• Task directions
In the passage on privileged-account attacks below, what is the name of the second phase of the advanced attacks?

[Opening Passage shown section]

Saudi Aramco. Stuxnet. The Flame virus. Red October. Subway Restaurants. Global Payments. Utah and South Carolina. U.S. Chamber of Commerce. Pacific Northwest National Laboratory.
What do all of these have in common? These are just a few of the recent, high-profile cyber attacks and sophisticated malware that targeted and leveraged privileged accounts. Despite repeated warnings and plenty of examples to learn from, privileged accounts have become the primary attack vector for all enterprise assaults – originating from both inside and outside an organization.
Privileged accounts are often thought of as only the privileged and administrative accounts used internally by IT and sys-admin staff. In fact, the definition also includes default and hardcoded passwords, application backdoors and more. What all of these accounts have in common is that they act as a gateway to an organization's most sensitive data. That, and they're often protected by weak passwords, which are seldom replaced.
Traditionally thought of as a vulnerability for insider-based attacks only, privileged accounts are increasingly being used by cyber attackers to perpetrate some of the most devastating advanced attacks.
The trends are clear – cyber attackers are getting through the enterprise perimeter by traditional means – spear phishing, malware, zero-day exploits – and then immediately targeting privileged accounts to gain widespread access to the rest of the network. The most recent Verizon Data Breach report highlighted that several of the primary attack vectors used by hackers had privileged connections.
Our research at Cyber-Ark Labs shows that these advanced attacks usually progress through three basic stages:
Phase one: Breach the perimeter and establish a beachhead
This is typically accomplished through attacks that are incredibly hard to fully protect against, simply because there is too great a reliance on the human element. At some point, you'll have an employee click a link, open an email attachment, or visit a website that is infected. These simple acts open the enterprise doorway to attackers, helping them easily avoid firewalls, anti-virus and similar perimeter defense systems.
Phase two: Escalate privileges or use stolen passwords
Once inside, the attackers escalate their privileges, enabling them to move freely around the network undetected. This allows them to access valuable information almost at will, while covering their tracks. The escalation of privileges, or using a stolen password, is much simpler than it sounds.
For instance, the default passwords for a lot of enterprise software can easily be found online. These passwords are rarely changed or managed by the company implementing the software. This is one of the primary reasons why SCADA and ICS systems are so vulnerable to attacks.
Once an attacker has the password, they simply need to be invited into the network through the means discussed above – from there, they can move freely through the network as if they were a privileged employee, such as an IT or network administrator or top executive. We've also seen attackers infect an individual employee's machine, lie in wait for an IT staffer to fix the machine, then surreptitiously record their administrative password once it's entered.

[Closing Passage shown section]
[Opening Data for review section]

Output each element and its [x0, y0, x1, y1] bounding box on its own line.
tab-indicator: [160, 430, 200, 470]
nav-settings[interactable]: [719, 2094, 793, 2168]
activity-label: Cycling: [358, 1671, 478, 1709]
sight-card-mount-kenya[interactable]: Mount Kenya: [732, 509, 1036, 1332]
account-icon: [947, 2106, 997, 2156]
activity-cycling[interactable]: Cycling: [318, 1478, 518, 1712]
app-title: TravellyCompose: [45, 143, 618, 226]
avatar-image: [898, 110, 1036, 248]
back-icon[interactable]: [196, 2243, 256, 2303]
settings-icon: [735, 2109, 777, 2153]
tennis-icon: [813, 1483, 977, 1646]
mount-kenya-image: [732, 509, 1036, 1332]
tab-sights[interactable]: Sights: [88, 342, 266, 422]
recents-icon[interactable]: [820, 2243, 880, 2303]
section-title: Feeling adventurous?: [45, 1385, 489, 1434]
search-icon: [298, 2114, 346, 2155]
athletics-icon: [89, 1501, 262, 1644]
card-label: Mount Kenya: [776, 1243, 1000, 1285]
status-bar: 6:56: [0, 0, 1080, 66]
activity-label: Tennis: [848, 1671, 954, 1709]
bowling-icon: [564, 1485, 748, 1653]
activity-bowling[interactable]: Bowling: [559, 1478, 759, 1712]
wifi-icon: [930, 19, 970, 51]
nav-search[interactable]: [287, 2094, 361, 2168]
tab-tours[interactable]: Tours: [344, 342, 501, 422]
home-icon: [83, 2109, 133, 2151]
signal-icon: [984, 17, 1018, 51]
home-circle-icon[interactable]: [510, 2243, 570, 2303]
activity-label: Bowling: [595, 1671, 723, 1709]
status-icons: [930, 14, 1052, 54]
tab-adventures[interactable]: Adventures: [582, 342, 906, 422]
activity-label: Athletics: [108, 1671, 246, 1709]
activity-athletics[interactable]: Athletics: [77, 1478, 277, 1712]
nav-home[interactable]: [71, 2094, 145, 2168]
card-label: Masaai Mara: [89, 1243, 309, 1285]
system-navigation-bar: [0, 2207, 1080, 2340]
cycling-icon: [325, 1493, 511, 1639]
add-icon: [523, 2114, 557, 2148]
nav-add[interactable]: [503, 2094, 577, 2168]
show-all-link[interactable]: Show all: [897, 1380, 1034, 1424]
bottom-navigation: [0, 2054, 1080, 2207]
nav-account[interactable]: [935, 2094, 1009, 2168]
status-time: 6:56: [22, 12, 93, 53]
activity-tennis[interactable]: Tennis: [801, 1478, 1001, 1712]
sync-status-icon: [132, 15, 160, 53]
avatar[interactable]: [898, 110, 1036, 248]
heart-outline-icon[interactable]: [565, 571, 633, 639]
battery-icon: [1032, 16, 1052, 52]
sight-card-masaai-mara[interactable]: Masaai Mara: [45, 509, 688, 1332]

[Closing Data for review section]

• Answer for this exercise
Escalate privileges or use stolen passwords.